**Stored records**

- - - - -

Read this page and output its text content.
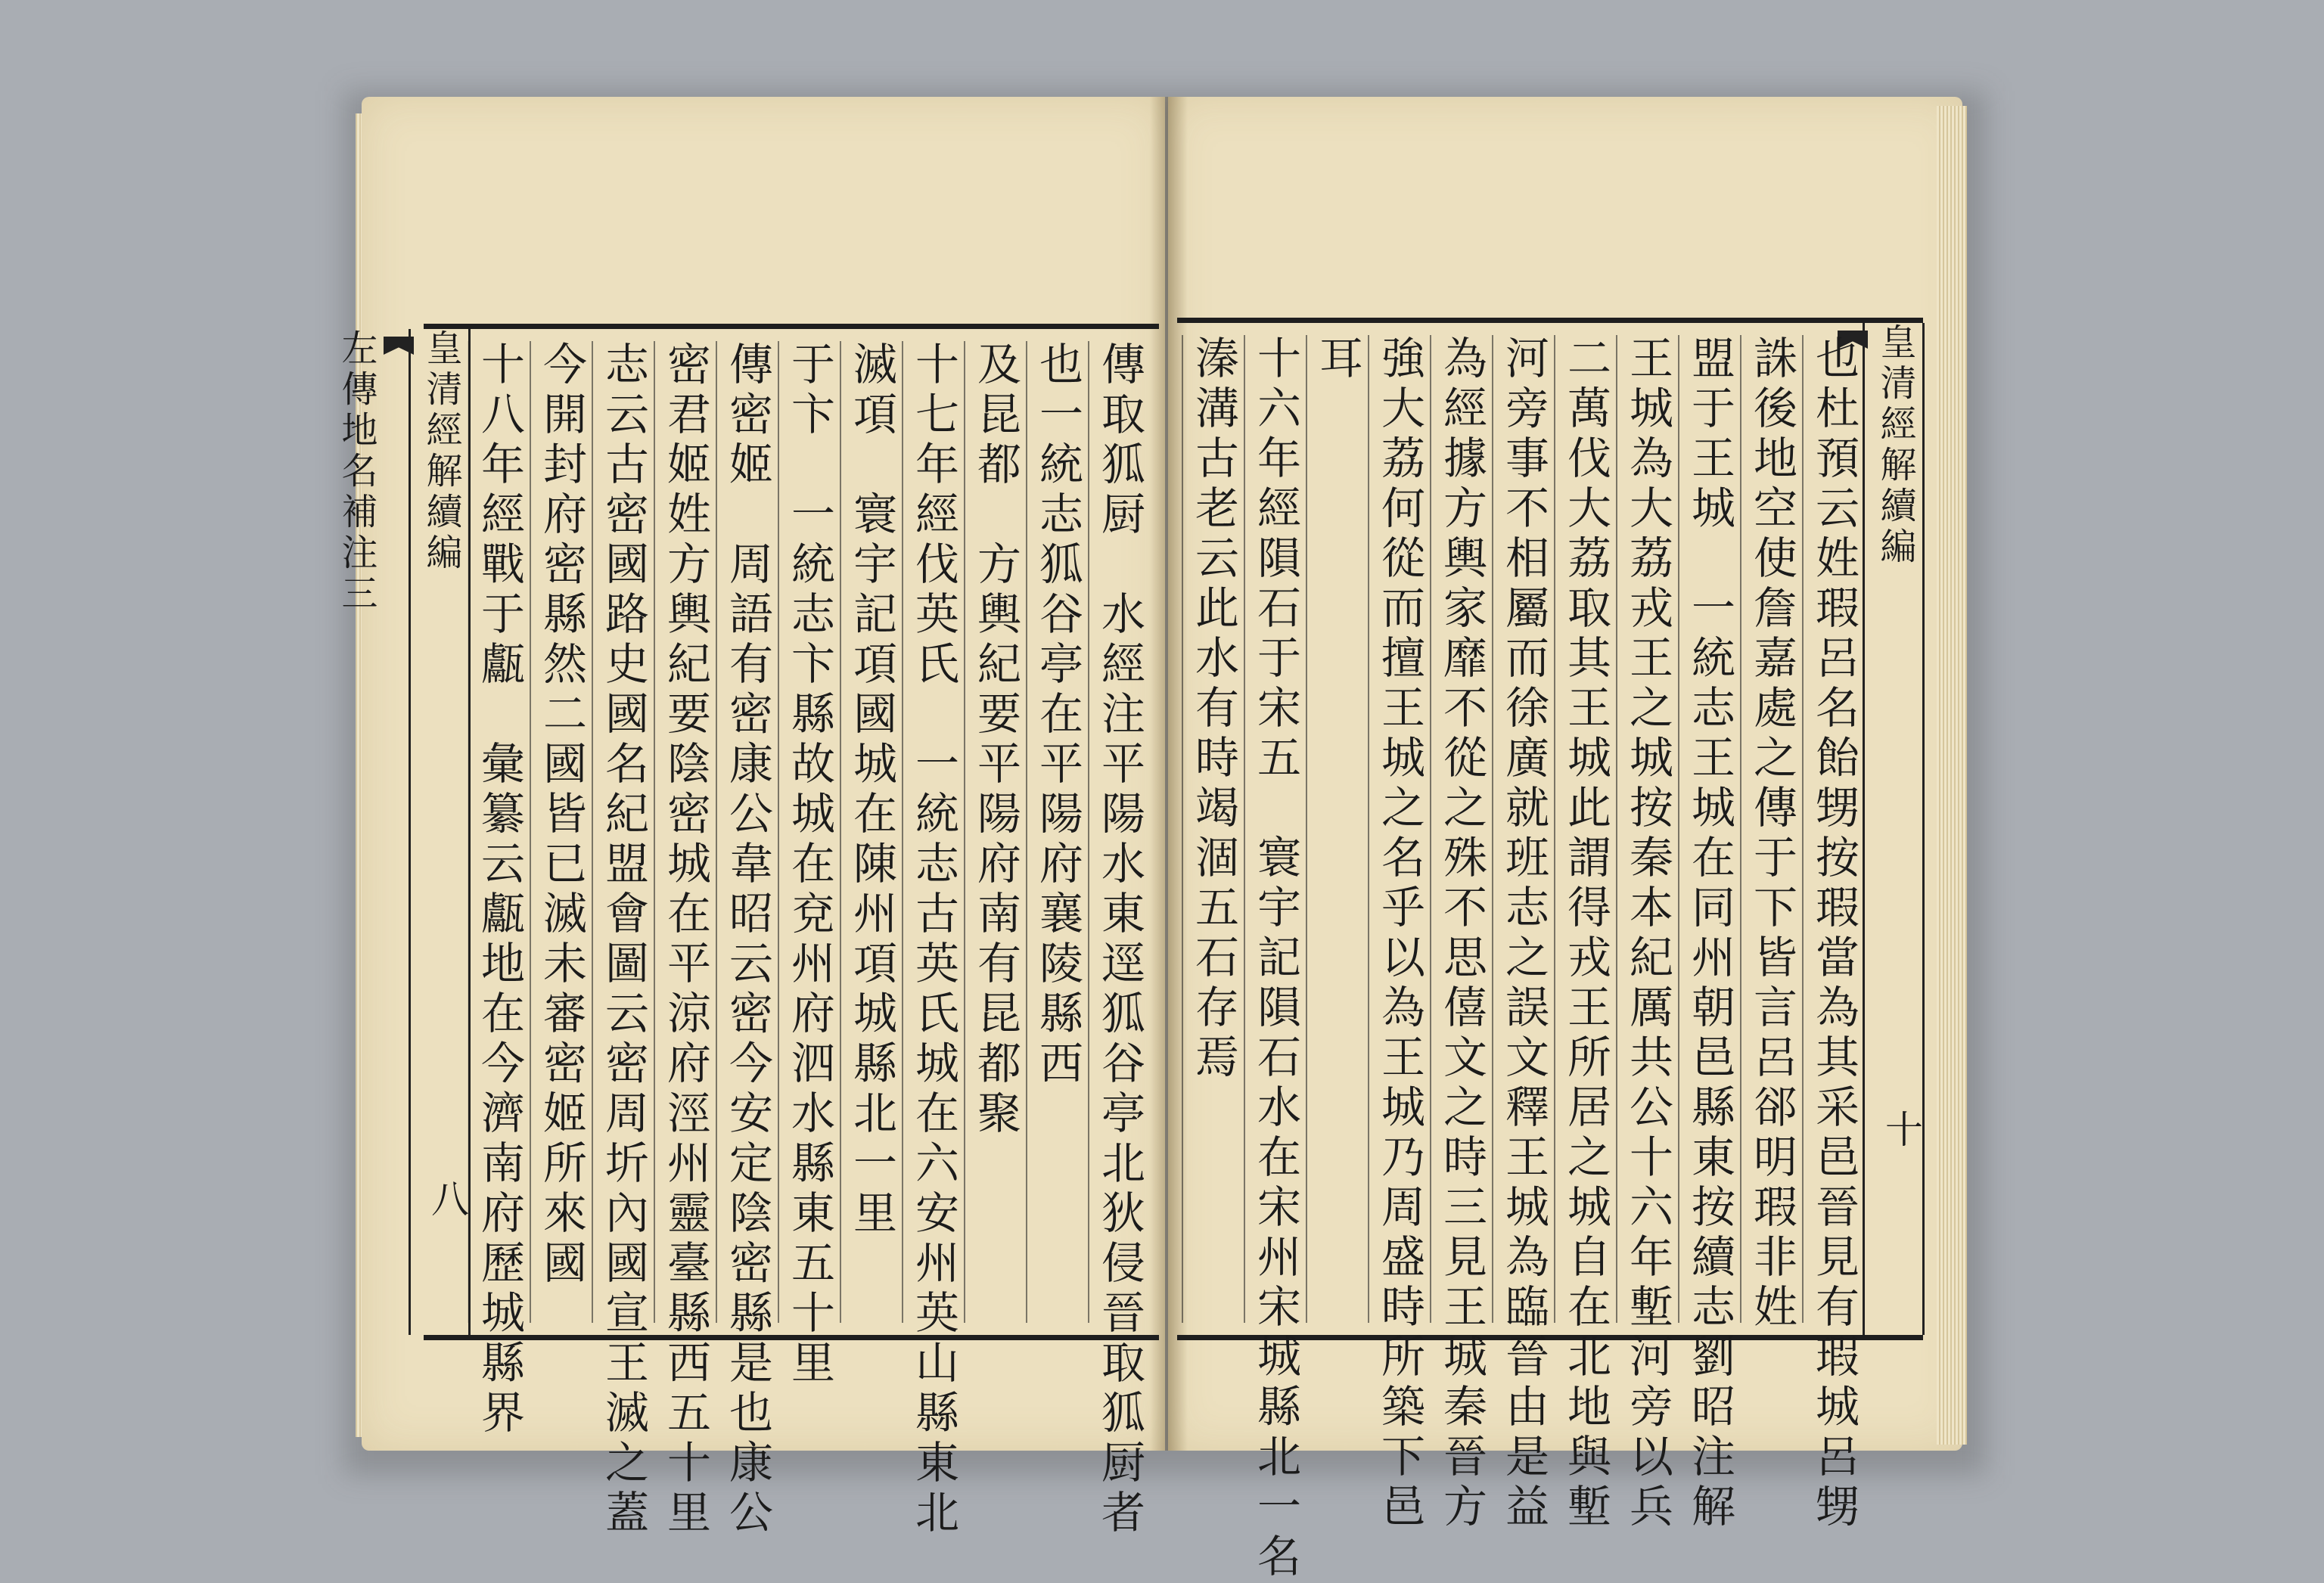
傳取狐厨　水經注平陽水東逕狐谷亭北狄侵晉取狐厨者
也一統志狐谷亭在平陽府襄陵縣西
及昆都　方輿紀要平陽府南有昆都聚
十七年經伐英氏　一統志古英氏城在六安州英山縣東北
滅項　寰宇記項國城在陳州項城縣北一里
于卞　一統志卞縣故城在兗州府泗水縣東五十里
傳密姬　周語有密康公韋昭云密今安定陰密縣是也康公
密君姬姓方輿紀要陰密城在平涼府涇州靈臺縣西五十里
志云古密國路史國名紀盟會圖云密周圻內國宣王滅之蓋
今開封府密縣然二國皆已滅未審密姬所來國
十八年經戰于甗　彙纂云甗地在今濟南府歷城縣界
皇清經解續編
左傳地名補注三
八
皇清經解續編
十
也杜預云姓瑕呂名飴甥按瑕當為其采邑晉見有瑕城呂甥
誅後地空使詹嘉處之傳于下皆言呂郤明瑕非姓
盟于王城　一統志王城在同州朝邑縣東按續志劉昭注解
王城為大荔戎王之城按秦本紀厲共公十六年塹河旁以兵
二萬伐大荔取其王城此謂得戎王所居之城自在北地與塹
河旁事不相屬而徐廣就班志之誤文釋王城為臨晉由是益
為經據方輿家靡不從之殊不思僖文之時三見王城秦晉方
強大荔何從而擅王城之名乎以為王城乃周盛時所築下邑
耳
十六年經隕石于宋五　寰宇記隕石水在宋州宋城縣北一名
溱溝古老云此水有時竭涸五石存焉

- - - - -

**What is being asked**
Without including any pictures, print each record exactly.

**Result of this task**
Read this page and output its text content.
傳取狐厨　水經注平陽水東逕狐谷亭北狄侵晉取狐厨者
也一統志狐谷亭在平陽府襄陵縣西
及昆都　方輿紀要平陽府南有昆都聚
十七年經伐英氏　一統志古英氏城在六安州英山縣東北
滅項　寰宇記項國城在陳州項城縣北一里
于卞　一統志卞縣故城在兗州府泗水縣東五十里
傳密姬　周語有密康公韋昭云密今安定陰密縣是也康公
密君姬姓方輿紀要陰密城在平涼府涇州靈臺縣西五十里
志云古密國路史國名紀盟會圖云密周圻內國宣王滅之蓋
今開封府密縣然二國皆已滅未審密姬所來國
十八年經戰于甗　彙纂云甗地在今濟南府歷城縣界
皇清經解續編
左傳地名補注三
八
皇清經解續編
十
也杜預云姓瑕呂名飴甥按瑕當為其采邑晉見有瑕城呂甥
誅後地空使詹嘉處之傳于下皆言呂郤明瑕非姓
盟于王城　一統志王城在同州朝邑縣東按續志劉昭注解
王城為大荔戎王之城按秦本紀厲共公十六年塹河旁以兵
二萬伐大荔取其王城此謂得戎王所居之城自在北地與塹
河旁事不相屬而徐廣就班志之誤文釋王城為臨晉由是益
為經據方輿家靡不從之殊不思僖文之時三見王城秦晉方
強大荔何從而擅王城之名乎以為王城乃周盛時所築下邑
耳
十六年經隕石于宋五　寰宇記隕石水在宋州宋城縣北一名
溱溝古老云此水有時竭涸五石存焉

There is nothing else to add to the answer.